Dataset entries:

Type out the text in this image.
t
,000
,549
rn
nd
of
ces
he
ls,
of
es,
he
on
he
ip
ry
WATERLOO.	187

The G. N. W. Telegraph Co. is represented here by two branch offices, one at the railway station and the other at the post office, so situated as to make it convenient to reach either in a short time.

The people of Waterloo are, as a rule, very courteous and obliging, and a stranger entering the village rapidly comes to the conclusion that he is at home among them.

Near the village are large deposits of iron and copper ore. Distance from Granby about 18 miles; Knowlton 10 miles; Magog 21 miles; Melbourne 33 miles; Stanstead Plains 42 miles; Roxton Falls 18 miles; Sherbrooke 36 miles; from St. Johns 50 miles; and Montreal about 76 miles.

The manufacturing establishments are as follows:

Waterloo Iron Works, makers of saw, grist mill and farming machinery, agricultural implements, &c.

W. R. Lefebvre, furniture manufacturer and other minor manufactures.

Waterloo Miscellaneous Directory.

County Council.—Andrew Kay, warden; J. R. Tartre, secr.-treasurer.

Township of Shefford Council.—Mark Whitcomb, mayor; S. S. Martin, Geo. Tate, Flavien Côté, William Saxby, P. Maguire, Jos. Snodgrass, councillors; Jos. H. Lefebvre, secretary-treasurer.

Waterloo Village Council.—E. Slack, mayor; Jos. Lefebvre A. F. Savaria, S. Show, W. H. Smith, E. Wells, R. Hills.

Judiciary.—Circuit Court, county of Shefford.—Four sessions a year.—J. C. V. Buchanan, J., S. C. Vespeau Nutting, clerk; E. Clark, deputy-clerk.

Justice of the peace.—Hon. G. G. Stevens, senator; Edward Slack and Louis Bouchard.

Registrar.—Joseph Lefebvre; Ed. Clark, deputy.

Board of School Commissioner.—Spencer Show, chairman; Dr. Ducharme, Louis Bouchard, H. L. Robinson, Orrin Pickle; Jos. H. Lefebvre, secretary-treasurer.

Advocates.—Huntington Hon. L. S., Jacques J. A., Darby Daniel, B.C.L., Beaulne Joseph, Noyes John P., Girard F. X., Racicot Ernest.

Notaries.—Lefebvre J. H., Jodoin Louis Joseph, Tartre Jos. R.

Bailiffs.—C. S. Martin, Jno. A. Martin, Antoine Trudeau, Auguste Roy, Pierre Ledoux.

→ **WHAT THE TASK ASKS**:
Look through the listing above and count the lines where the string "Martin" appears. Report the number only.

→ **WRITTEN ANSWER**:
2